▸ **Instructions for the task**
The complete set of records below must be repeated precisely as given.

[Opening Data for review section]

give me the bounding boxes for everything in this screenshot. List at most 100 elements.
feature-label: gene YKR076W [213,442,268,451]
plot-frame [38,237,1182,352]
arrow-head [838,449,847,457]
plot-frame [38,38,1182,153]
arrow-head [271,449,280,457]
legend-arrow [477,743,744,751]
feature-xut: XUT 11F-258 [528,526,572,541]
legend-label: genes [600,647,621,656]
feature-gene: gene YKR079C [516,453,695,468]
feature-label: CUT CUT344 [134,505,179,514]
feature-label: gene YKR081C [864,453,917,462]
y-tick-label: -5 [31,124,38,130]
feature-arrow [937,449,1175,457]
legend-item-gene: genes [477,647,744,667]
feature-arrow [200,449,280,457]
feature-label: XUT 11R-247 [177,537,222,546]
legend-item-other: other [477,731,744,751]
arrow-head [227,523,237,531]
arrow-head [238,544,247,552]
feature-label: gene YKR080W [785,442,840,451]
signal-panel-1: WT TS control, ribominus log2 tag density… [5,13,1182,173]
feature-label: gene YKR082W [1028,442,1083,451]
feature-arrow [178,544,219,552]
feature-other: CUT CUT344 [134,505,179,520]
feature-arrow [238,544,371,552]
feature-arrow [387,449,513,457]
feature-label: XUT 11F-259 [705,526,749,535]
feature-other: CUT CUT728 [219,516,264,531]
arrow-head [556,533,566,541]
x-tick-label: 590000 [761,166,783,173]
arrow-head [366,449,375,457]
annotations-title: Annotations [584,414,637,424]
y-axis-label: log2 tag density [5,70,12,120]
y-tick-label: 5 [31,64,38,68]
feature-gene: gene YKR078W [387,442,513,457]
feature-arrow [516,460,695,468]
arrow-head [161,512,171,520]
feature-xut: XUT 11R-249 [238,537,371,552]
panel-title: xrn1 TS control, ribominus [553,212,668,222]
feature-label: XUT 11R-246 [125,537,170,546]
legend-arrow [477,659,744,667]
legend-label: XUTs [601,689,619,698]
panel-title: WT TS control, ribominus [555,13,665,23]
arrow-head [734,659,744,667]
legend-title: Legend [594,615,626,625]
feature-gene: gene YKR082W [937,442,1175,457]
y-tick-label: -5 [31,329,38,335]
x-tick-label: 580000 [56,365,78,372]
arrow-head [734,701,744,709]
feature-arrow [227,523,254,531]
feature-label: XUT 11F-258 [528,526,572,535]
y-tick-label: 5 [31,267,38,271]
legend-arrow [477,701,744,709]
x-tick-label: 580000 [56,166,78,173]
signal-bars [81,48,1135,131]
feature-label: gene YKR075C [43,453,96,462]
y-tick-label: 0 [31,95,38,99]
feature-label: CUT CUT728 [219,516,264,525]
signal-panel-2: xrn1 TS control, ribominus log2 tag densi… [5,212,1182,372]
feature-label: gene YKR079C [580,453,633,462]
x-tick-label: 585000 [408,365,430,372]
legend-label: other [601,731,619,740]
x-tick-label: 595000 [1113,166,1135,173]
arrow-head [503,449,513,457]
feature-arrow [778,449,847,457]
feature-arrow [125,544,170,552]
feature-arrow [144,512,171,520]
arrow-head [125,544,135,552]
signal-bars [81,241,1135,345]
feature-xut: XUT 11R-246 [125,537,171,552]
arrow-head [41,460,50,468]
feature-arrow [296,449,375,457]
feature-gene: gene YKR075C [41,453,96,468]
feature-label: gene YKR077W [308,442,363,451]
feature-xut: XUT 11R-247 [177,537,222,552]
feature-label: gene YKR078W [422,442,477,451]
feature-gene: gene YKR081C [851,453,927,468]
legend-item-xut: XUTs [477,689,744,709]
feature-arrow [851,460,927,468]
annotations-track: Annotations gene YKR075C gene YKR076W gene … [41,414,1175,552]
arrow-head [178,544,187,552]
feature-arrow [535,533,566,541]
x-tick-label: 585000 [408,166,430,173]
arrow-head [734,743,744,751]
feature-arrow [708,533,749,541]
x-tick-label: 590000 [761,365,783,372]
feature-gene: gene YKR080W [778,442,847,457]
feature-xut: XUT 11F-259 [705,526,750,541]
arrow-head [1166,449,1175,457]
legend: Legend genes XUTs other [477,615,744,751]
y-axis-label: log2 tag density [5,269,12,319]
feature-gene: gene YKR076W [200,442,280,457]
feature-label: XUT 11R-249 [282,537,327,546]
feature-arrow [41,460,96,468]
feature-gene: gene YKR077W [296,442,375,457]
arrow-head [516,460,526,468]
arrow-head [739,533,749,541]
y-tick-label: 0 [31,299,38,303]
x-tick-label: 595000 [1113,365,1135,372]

[Closing Data for review section]

▸ **Output**
give me the bounding boxes for everything in this screenshot. List at most 100 elements.
feature-label: gene YKR076W [213,442,268,451]
plot-frame [38,237,1182,352]
arrow-head [838,449,847,457]
plot-frame [38,38,1182,153]
arrow-head [271,449,280,457]
legend-arrow [477,743,744,751]
feature-xut: XUT 11F-258 [528,526,572,541]
legend-label: genes [600,647,621,656]
feature-gene: gene YKR079C [516,453,695,468]
feature-label: CUT CUT344 [134,505,179,514]
feature-label: gene YKR081C [864,453,917,462]
y-tick-label: -5 [31,124,38,130]
feature-arrow [937,449,1175,457]
legend-item-gene: genes [477,647,744,667]
feature-arrow [200,449,280,457]
feature-label: XUT 11R-247 [177,537,222,546]
legend-item-other: other [477,731,744,751]
arrow-head [227,523,237,531]
arrow-head [238,544,247,552]
feature-label: gene YKR080W [785,442,840,451]
signal-panel-1: WT TS control, ribominus log2 tag density… [5,13,1182,173]
feature-label: gene YKR082W [1028,442,1083,451]
feature-arrow [178,544,219,552]
feature-other: CUT CUT344 [134,505,179,520]
feature-arrow [238,544,371,552]
feature-arrow [387,449,513,457]
feature-label: XUT 11F-259 [705,526,749,535]
feature-other: CUT CUT728 [219,516,264,531]
arrow-head [556,533,566,541]
x-tick-label: 590000 [761,166,783,173]
arrow-head [366,449,375,457]
annotations-title: Annotations [584,414,637,424]
y-axis-label: log2 tag density [5,70,12,120]
y-tick-label: 5 [31,64,38,68]
feature-gene: gene YKR078W [387,442,513,457]
feature-arrow [516,460,695,468]
arrow-head [161,512,171,520]
feature-xut: XUT 11R-249 [238,537,371,552]
panel-title: xrn1 TS control, ribominus [553,212,668,222]
feature-label: XUT 11R-246 [125,537,170,546]
legend-arrow [477,659,744,667]
legend-label: XUTs [601,689,619,698]
panel-title: WT TS control, ribominus [555,13,665,23]
arrow-head [734,659,744,667]
legend-title: Legend [594,615,626,625]
feature-gene: gene YKR082W [937,442,1175,457]
y-tick-label: -5 [31,329,38,335]
x-tick-label: 580000 [56,365,78,372]
arrow-head [734,701,744,709]
feature-arrow [227,523,254,531]
feature-label: XUT 11F-258 [528,526,572,535]
y-tick-label: 5 [31,267,38,271]
legend-arrow [477,701,744,709]
x-tick-label: 580000 [56,166,78,173]
signal-bars [81,48,1135,131]
feature-label: gene YKR075C [43,453,96,462]
y-tick-label: 0 [31,95,38,99]
feature-label: CUT CUT728 [219,516,264,525]
signal-panel-2: xrn1 TS control, ribominus log2 tag densi… [5,212,1182,372]
feature-label: gene YKR079C [580,453,633,462]
x-tick-label: 585000 [408,365,430,372]
legend-label: other [601,731,619,740]
x-tick-label: 595000 [1113,166,1135,173]
arrow-head [503,449,513,457]
feature-arrow [778,449,847,457]
feature-arrow [125,544,170,552]
feature-arrow [144,512,171,520]
arrow-head [125,544,135,552]
signal-bars [81,241,1135,345]
feature-xut: XUT 11R-246 [125,537,171,552]
arrow-head [41,460,50,468]
feature-arrow [296,449,375,457]
feature-gene: gene YKR075C [41,453,96,468]
feature-label: gene YKR077W [308,442,363,451]
feature-xut: XUT 11R-247 [177,537,222,552]
feature-label: gene YKR078W [422,442,477,451]
feature-gene: gene YKR081C [851,453,927,468]
legend-item-xut: XUTs [477,689,744,709]
feature-arrow [851,460,927,468]
annotations-track: Annotations gene YKR075C gene YKR076W gene … [41,414,1175,552]
arrow-head [178,544,187,552]
feature-arrow [535,533,566,541]
x-tick-label: 585000 [408,166,430,173]
arrow-head [734,743,744,751]
feature-arrow [708,533,749,541]
x-tick-label: 590000 [761,365,783,372]
feature-gene: gene YKR080W [778,442,847,457]
feature-xut: XUT 11F-259 [705,526,750,541]
arrow-head [1166,449,1175,457]
legend: Legend genes XUTs other [477,615,744,751]
y-axis-label: log2 tag density [5,269,12,319]
feature-gene: gene YKR076W [200,442,280,457]
feature-label: XUT 11R-249 [282,537,327,546]
feature-arrow [41,460,96,468]
feature-gene: gene YKR077W [296,442,375,457]
arrow-head [516,460,526,468]
arrow-head [739,533,749,541]
y-tick-label: 0 [31,299,38,303]
x-tick-label: 595000 [1113,365,1135,372]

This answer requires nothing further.